Could you please reproduce all the records below exactly, leaving out the images?

### Input material ###

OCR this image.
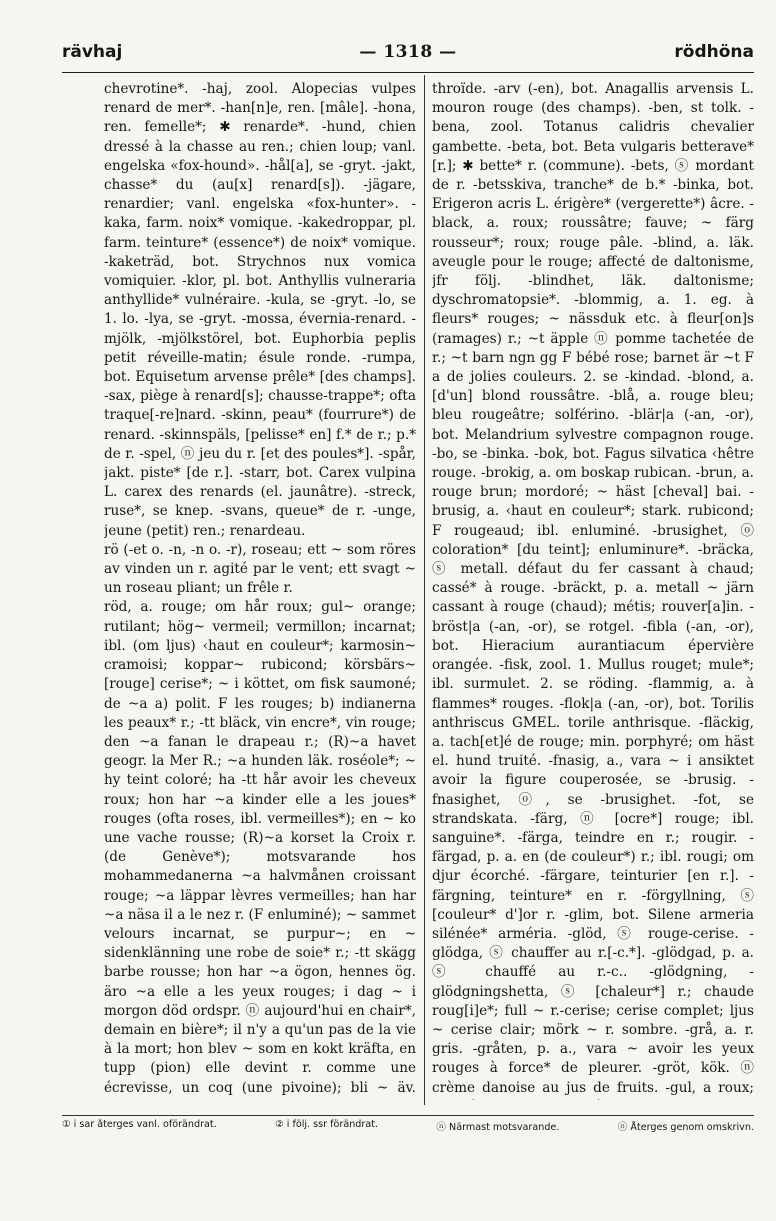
rävhaj	— 1318 —	rödhöna

chevrotine*. -haj, zool. Alopecias vulpes renard de mer*. -han[n]e, ren. [mâle]. -hona, ren. femelle*; ✱ renarde*. -hund, chien dressé à la chasse au ren.; chien loup; vanl. engelska «fox-hound». -hål[a], se -gryt. -jakt, chasse* du (au[x] renard[s]). -jägare, renardier; vanl. engelska «fox-hunter». -kaka, farm. noix* vomique. -kakedroppar, pl. farm. teinture* (essence*) de noix* vomique. -kaketräd, bot. Strychnos nux vomica vomiquier. -klor, pl. bot. Anthyllis vulneraria anthyllide* vulnéraire. -kula, se -gryt. -lo, se 1. lo. -lya, se -gryt. -mossa, évernia-renard. -mjölk, -mjölkstörel, bot. Euphorbia peplis petit réveille-matin; ésule ronde. -rumpa, bot. Equisetum arvense prêle* [des champs]. -sax, piège à renard[s]; chausse-trappe*; ofta traque[-re]nard. -skinn, peau* (fourrure*) de renard. -skinnspäls, [pelisse* en] f.* de r.; p.* de r. -spel, ⓝ jeu du r. [et des poules*]. -spår, jakt. piste* [de r.]. -starr, bot. Carex vulpina L. carex des renards (el. jaunâtre). -streck, ruse*, se knep. -svans, queue* de r. -unge, jeune (petit) ren.; renardeau.

rö (-et o. -n, -n o. -r), roseau; ett ~ som röres av vinden un r. agité par le vent; ett svagt ~ un roseau pliant; un frêle r.

röd, a. rouge; om hår roux; gul~ orange; rutilant; hög~ vermeil; vermillon; incarnat; ibl. (om ljus) ‹haut en couleur*; karmosin~ cramoisi; koppar~ rubicond; körsbärs~ [rouge] cerise*; ~ i köttet, om fisk saumoné; de ~a a) polit. F les rouges; b) indianerna les peaux* r.; -tt bläck, vin encre*, vin rouge; den ~a fanan le drapeau r.; (R)~a havet geogr. la Mer R.; ~a hunden läk. roséole*; ~ hy teint coloré; ha -tt hår avoir les cheveux roux; hon har ~a kinder elle a les joues* rouges (ofta roses, ibl. vermeilles*); en ~ ko une vache rousse; (R)~a korset la Croix r. (de Genève*); motsvarande hos mohammedanerna ~a halvmånen croissant rouge; ~a läppar lèvres vermeilles; han har ~a näsa il a le nez r. (F enluminé); ~ sammet velours incarnat, se purpur~; en ~ sidenklänning une robe de soie* r.; -tt skägg barbe rousse; hon har ~a ögon, hennes ög. äro ~a elle a les yeux rouges; i dag ~ i morgon död ordspr. ⓝ aujourd'hui en chair*, demain en bière*; il n'y a qu'un pas de la vie à la mort; hon blev ~ som en kokt kräfta, en tupp (pion) elle devint r. comme une écrevisse, un coq (une pivoine); bli ~ äv.

throïde. -arv (-en), bot. Anagallis arvensis L. mouron rouge (des champs). -ben, st tolk. -bena, zool. Totanus calidris chevalier gambette. -beta, bot. Beta vulgaris betterave* [r.]; ✱ bette* r. (commune). -bets, ⓢ mordant de r. -betsskiva, tranche* de b.* -binka, bot. Erigeron acris L. érigère* (vergerette*) âcre. -black, a. roux; roussâtre; fauve; ~ färg rousseur*; roux; rouge pâle. -blind, a. läk. aveugle pour le rouge; affecté de daltonisme, jfr följ. -blindhet, läk. daltonisme; dyschromatopsie*. -blommig, a. 1. eg. à fleurs* rouges; ~ nässduk etc. à fleur[on]s (ramages) r.; ~t äpple ⓝ pomme tachetée de r.; ~t barn ngn gg F bébé rose; barnet är ~t F a de jolies couleurs. 2. se -kindad. -blond, a. [d'un] blond roussâtre. -blå, a. rouge bleu; bleu rougeâtre; solférino. -blär|a (-an, -or), bot. Melandrium sylvestre compagnon rouge. -bo, se -binka. -bok, bot. Fagus silvatica ‹hêtre rouge. -brokig, a. om boskap rubican. -brun, a. rouge brun; mordoré; ~ häst [cheval] bai. -brusig, a. ‹haut en couleur*; stark. rubicond; F rougeaud; ibl. enluminé. -brusighet, ⓞ coloration* [du teint]; enluminure*. -bräcka, ⓢ metall. défaut du fer cassant à chaud; cassé* à rouge. -bräckt, p. a. metall ~ järn cassant à rouge (chaud); métis; rouver[a]in. -bröst|a (-an, -or), se rotgel. -fibla (-an, -or), bot. Hieracium aurantiacum épervière orangée. -fisk, zool. 1. Mullus rouget; mule*; ibl. surmulet. 2. se röding. -flammig, a. à flammes* rouges. -flok|a (-an, -or), bot. Torilis anthriscus GMEL. torile anthrisque. -fläckig, a. tach[et]é de rouge; min. porphyré; om häst el. hund truité. -fnasig, a., vara ~ i ansiktet avoir la figure couperosée, se -brusig. -fnasighet, ⓞ, se -brusighet. -fot, se strandskata. -färg, ⓝ [ocre*] rouge; ibl. sanguine*. -färga, teindre en r.; rougir. -färgad, p. a. en (de couleur*) r.; ibl. rougi; om djur écorché. -färgare, teinturier [en r.]. -färgning, teinture* en r. -förgyllning, ⓢ [couleur* d']or r. -glim, bot. Silene armeria silénée* arméria. -glöd, ⓢ rouge-cerise. -glödga, ⓢ chauffer au r.[-c.*]. -glödgad, p. a. ⓢ chauffé au r.-c.. -glödgning, -glödgningshetta, ⓢ [chaleur*] r.; chaude roug[i]e*; full ~ r.-cerise; cerise complet; ljus ~ cerise clair; mörk ~ r. sombre. -grå, a. r. gris. -gråten, p. a., vara ~ avoir les yeux rouges à force* de pleurer. -gröt, kök. ⓝ crème danoise au jus de fruits. -gul, a roux;

① i sar återges vanl. oförändrat.	② i följ. ssr förändrat.	ⓝ Närmast motsvarande.	ⓞ Återges genom omskrivn.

###

### Worked solution
OCR this image.
rävhaj	— 1318 —	rödhöna

chevrotine*. -haj, zool. Alopecias vulpes renard de mer*. -han[n]e, ren. [mâle]. -hona, ren. femelle*; ✱ renarde*. -hund, chien dressé à la chasse au ren.; chien loup; vanl. engelska «fox-hound». -hål[a], se -gryt. -jakt, chasse* du (au[x] renard[s]). -jägare, renardier; vanl. engelska «fox-hunter». -kaka, farm. noix* vomique. -kakedroppar, pl. farm. teinture* (essence*) de noix* vomique. -kaketräd, bot. Strychnos nux vomica vomiquier. -klor, pl. bot. Anthyllis vulneraria anthyllide* vulnéraire. -kula, se -gryt. -lo, se 1. lo. -lya, se -gryt. -mossa, évernia-renard. -mjölk, -mjölkstörel, bot. Euphorbia peplis petit réveille-matin; ésule ronde. -rumpa, bot. Equisetum arvense prêle* [des champs]. -sax, piège à renard[s]; chausse-trappe*; ofta traque[-re]nard. -skinn, peau* (fourrure*) de renard. -skinnspäls, [pelisse* en] f.* de r.; p.* de r. -spel, ⓝ jeu du r. [et des poules*]. -spår, jakt. piste* [de r.]. -starr, bot. Carex vulpina L. carex des renards (el. jaunâtre). -streck, ruse*, se knep. -svans, queue* de r. -unge, jeune (petit) ren.; renardeau.

rö (-et o. -n, -n o. -r), roseau; ett ~ som röres av vinden un r. agité par le vent; ett svagt ~ un roseau pliant; un frêle r.

röd, a. rouge; om hår roux; gul~ orange; rutilant; hög~ vermeil; vermillon; incarnat; ibl. (om ljus) ‹haut en couleur*; karmosin~ cramoisi; koppar~ rubicond; körsbärs~ [rouge] cerise*; ~ i köttet, om fisk saumoné; de ~a a) polit. F les rouges; b) indianerna les peaux* r.; -tt bläck, vin encre*, vin rouge; den ~a fanan le drapeau r.; (R)~a havet geogr. la Mer R.; ~a hunden läk. roséole*; ~ hy teint coloré; ha -tt hår avoir les cheveux roux; hon har ~a kinder elle a les joues* rouges (ofta roses, ibl. vermeilles*); en ~ ko une vache rousse; (R)~a korset la Croix r. (de Genève*); motsvarande hos mohammedanerna ~a halvmånen croissant rouge; ~a läppar lèvres vermeilles; han har ~a näsa il a le nez r. (F enluminé); ~ sammet velours incarnat, se purpur~; en ~ sidenklänning une robe de soie* r.; -tt skägg barbe rousse; hon har ~a ögon, hennes ög. äro ~a elle a les yeux rouges; i dag ~ i morgon död ordspr. ⓝ aujourd'hui en chair*, demain en bière*; il n'y a qu'un pas de la vie à la mort; hon blev ~ som en kokt kräfta, en tupp (pion) elle devint r. comme une écrevisse, un coq (une pivoine); bli ~ äv.

throïde. -arv (-en), bot. Anagallis arvensis L. mouron rouge (des champs). -ben, st tolk. -bena, zool. Totanus calidris chevalier gambette. -beta, bot. Beta vulgaris betterave* [r.]; ✱ bette* r. (commune). -bets, ⓢ mordant de r. -betsskiva, tranche* de b.* -binka, bot. Erigeron acris L. érigère* (vergerette*) âcre. -black, a. roux; roussâtre; fauve; ~ färg rousseur*; roux; rouge pâle. -blind, a. läk. aveugle pour le rouge; affecté de daltonisme, jfr följ. -blindhet, läk. daltonisme; dyschromatopsie*. -blommig, a. 1. eg. à fleurs* rouges; ~ nässduk etc. à fleur[on]s (ramages) r.; ~t äpple ⓝ pomme tachetée de r.; ~t barn ngn gg F bébé rose; barnet är ~t F a de jolies couleurs. 2. se -kindad. -blond, a. [d'un] blond roussâtre. -blå, a. rouge bleu; bleu rougeâtre; solférino. -blär|a (-an, -or), bot. Melandrium sylvestre compagnon rouge. -bo, se -binka. -bok, bot. Fagus silvatica ‹hêtre rouge. -brokig, a. om boskap rubican. -brun, a. rouge brun; mordoré; ~ häst [cheval] bai. -brusig, a. ‹haut en couleur*; stark. rubicond; F rougeaud; ibl. enluminé. -brusighet, ⓞ coloration* [du teint]; enluminure*. -bräcka, ⓢ metall. défaut du fer cassant à chaud; cassé* à rouge. -bräckt, p. a. metall ~ järn cassant à rouge (chaud); métis; rouver[a]in. -bröst|a (-an, -or), se rotgel. -fibla (-an, -or), bot. Hieracium aurantiacum épervière orangée. -fisk, zool. 1. Mullus rouget; mule*; ibl. surmulet. 2. se röding. -flammig, a. à flammes* rouges. -flok|a (-an, -or), bot. Torilis anthriscus GMEL. torile anthrisque. -fläckig, a. tach[et]é de rouge; min. porphyré; om häst el. hund truité. -fnasig, a., vara ~ i ansiktet avoir la figure couperosée, se -brusig. -fnasighet, ⓞ, se -brusighet. -fot, se strandskata. -färg, ⓝ [ocre*] rouge; ibl. sanguine*. -färga, teindre en r.; rougir. -färgad, p. a. en (de couleur*) r.; ibl. rougi; om djur écorché. -färgare, teinturier [en r.]. -färgning, teinture* en r. -förgyllning, ⓢ [couleur* d']or r. -glim, bot. Silene armeria silénée* arméria. -glöd, ⓢ rouge-cerise. -glödga, ⓢ chauffer au r.[-c.*]. -glödgad, p. a. ⓢ chauffé au r.-c.. -glödgning, -glödgningshetta, ⓢ [chaleur*] r.; chaude roug[i]e*; full ~ r.-cerise; cerise complet; ljus ~ cerise clair; mörk ~ r. sombre. -grå, a. r. gris. -gråten, p. a., vara ~ avoir les yeux rouges à force* de pleurer. -gröt, kök. ⓝ crème danoise au jus de fruits. -gul, a roux;

① i sar återges vanl. oförändrat.	② i följ. ssr förändrat.	ⓝ Närmast motsvarande.	ⓞ Återges genom omskrivn.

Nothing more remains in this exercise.